* begin *

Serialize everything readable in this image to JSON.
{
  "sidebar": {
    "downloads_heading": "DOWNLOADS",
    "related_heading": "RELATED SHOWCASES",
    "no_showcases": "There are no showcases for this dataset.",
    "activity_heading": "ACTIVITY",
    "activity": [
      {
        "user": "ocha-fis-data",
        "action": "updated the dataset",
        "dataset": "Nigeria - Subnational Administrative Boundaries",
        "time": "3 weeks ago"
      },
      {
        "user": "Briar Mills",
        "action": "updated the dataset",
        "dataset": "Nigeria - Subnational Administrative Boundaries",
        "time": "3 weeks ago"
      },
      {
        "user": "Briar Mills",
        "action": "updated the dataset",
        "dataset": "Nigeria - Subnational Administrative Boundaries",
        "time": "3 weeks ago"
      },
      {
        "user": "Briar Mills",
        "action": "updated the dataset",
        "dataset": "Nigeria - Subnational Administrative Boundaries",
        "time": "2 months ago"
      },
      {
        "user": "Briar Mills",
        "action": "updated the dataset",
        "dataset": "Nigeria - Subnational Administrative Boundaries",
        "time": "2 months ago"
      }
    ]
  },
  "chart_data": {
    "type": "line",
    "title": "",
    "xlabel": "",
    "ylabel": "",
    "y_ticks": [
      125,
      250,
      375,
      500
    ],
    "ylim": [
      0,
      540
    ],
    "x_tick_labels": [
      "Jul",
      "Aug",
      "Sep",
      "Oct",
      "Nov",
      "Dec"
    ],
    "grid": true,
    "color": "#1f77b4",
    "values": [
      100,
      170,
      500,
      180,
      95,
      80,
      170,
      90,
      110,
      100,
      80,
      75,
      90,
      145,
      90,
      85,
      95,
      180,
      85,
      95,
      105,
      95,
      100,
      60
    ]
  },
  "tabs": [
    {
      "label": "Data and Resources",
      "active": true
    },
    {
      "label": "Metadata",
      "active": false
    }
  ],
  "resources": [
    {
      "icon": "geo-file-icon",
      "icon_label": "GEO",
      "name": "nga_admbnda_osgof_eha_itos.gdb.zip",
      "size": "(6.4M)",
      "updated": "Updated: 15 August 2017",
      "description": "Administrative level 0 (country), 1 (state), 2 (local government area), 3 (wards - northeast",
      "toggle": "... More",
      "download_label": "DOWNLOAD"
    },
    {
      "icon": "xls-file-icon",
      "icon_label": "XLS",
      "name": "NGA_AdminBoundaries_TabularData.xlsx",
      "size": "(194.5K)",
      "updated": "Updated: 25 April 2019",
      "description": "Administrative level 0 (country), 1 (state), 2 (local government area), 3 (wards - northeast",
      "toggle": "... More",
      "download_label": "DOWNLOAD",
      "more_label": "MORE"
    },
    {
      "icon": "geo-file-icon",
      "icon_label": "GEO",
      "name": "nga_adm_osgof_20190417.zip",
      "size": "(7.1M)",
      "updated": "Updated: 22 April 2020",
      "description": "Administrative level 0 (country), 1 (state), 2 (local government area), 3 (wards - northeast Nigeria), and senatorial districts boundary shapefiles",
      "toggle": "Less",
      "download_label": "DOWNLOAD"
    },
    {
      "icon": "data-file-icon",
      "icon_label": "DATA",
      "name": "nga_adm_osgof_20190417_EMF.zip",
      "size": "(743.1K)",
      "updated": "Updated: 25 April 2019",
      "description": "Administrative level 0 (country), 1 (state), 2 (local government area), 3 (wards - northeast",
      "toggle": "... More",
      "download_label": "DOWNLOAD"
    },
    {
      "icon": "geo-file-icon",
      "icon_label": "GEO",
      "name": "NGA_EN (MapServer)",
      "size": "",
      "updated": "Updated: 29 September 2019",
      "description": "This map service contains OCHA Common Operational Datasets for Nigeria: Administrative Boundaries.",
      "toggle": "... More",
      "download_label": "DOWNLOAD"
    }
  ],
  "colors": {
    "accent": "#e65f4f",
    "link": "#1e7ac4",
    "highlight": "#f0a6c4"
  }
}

* end *

### Exercise description
Give the material above again, word for word.

### Finished task
Serialize everything readable in this image to JSON.
{
  "sidebar": {
    "downloads_heading": "DOWNLOADS",
    "related_heading": "RELATED SHOWCASES",
    "no_showcases": "There are no showcases for this dataset.",
    "activity_heading": "ACTIVITY",
    "activity": [
      {
        "user": "ocha-fis-data",
        "action": "updated the dataset",
        "dataset": "Nigeria - Subnational Administrative Boundaries",
        "time": "3 weeks ago"
      },
      {
        "user": "Briar Mills",
        "action": "updated the dataset",
        "dataset": "Nigeria - Subnational Administrative Boundaries",
        "time": "3 weeks ago"
      },
      {
        "user": "Briar Mills",
        "action": "updated the dataset",
        "dataset": "Nigeria - Subnational Administrative Boundaries",
        "time": "3 weeks ago"
      },
      {
        "user": "Briar Mills",
        "action": "updated the dataset",
        "dataset": "Nigeria - Subnational Administrative Boundaries",
        "time": "2 months ago"
      },
      {
        "user": "Briar Mills",
        "action": "updated the dataset",
        "dataset": "Nigeria - Subnational Administrative Boundaries",
        "time": "2 months ago"
      }
    ]
  },
  "chart_data": {
    "type": "line",
    "title": "",
    "xlabel": "",
    "ylabel": "",
    "y_ticks": [
      125,
      250,
      375,
      500
    ],
    "ylim": [
      0,
      540
    ],
    "x_tick_labels": [
      "Jul",
      "Aug",
      "Sep",
      "Oct",
      "Nov",
      "Dec"
    ],
    "grid": true,
    "color": "#1f77b4",
    "values": [
      100,
      170,
      500,
      180,
      95,
      80,
      170,
      90,
      110,
      100,
      80,
      75,
      90,
      145,
      90,
      85,
      95,
      180,
      85,
      95,
      105,
      95,
      100,
      60
    ]
  },
  "tabs": [
    {
      "label": "Data and Resources",
      "active": true
    },
    {
      "label": "Metadata",
      "active": false
    }
  ],
  "resources": [
    {
      "icon": "geo-file-icon",
      "icon_label": "GEO",
      "name": "nga_admbnda_osgof_eha_itos.gdb.zip",
      "size": "(6.4M)",
      "updated": "Updated: 15 August 2017",
      "description": "Administrative level 0 (country), 1 (state), 2 (local government area), 3 (wards - northeast",
      "toggle": "... More",
      "download_label": "DOWNLOAD"
    },
    {
      "icon": "xls-file-icon",
      "icon_label": "XLS",
      "name": "NGA_AdminBoundaries_TabularData.xlsx",
      "size": "(194.5K)",
      "updated": "Updated: 25 April 2019",
      "description": "Administrative level 0 (country), 1 (state), 2 (local government area), 3 (wards - northeast",
      "toggle": "... More",
      "download_label": "DOWNLOAD",
      "more_label": "MORE"
    },
    {
      "icon": "geo-file-icon",
      "icon_label": "GEO",
      "name": "nga_adm_osgof_20190417.zip",
      "size": "(7.1M)",
      "updated": "Updated: 22 April 2020",
      "description": "Administrative level 0 (country), 1 (state), 2 (local government area), 3 (wards - northeast Nigeria), and senatorial districts boundary shapefiles",
      "toggle": "Less",
      "download_label": "DOWNLOAD"
    },
    {
      "icon": "data-file-icon",
      "icon_label": "DATA",
      "name": "nga_adm_osgof_20190417_EMF.zip",
      "size": "(743.1K)",
      "updated": "Updated: 25 April 2019",
      "description": "Administrative level 0 (country), 1 (state), 2 (local government area), 3 (wards - northeast",
      "toggle": "... More",
      "download_label": "DOWNLOAD"
    },
    {
      "icon": "geo-file-icon",
      "icon_label": "GEO",
      "name": "NGA_EN (MapServer)",
      "size": "",
      "updated": "Updated: 29 September 2019",
      "description": "This map service contains OCHA Common Operational Datasets for Nigeria: Administrative Boundaries.",
      "toggle": "... More",
      "download_label": "DOWNLOAD"
    }
  ],
  "colors": {
    "accent": "#e65f4f",
    "link": "#1e7ac4",
    "highlight": "#f0a6c4"
  }
}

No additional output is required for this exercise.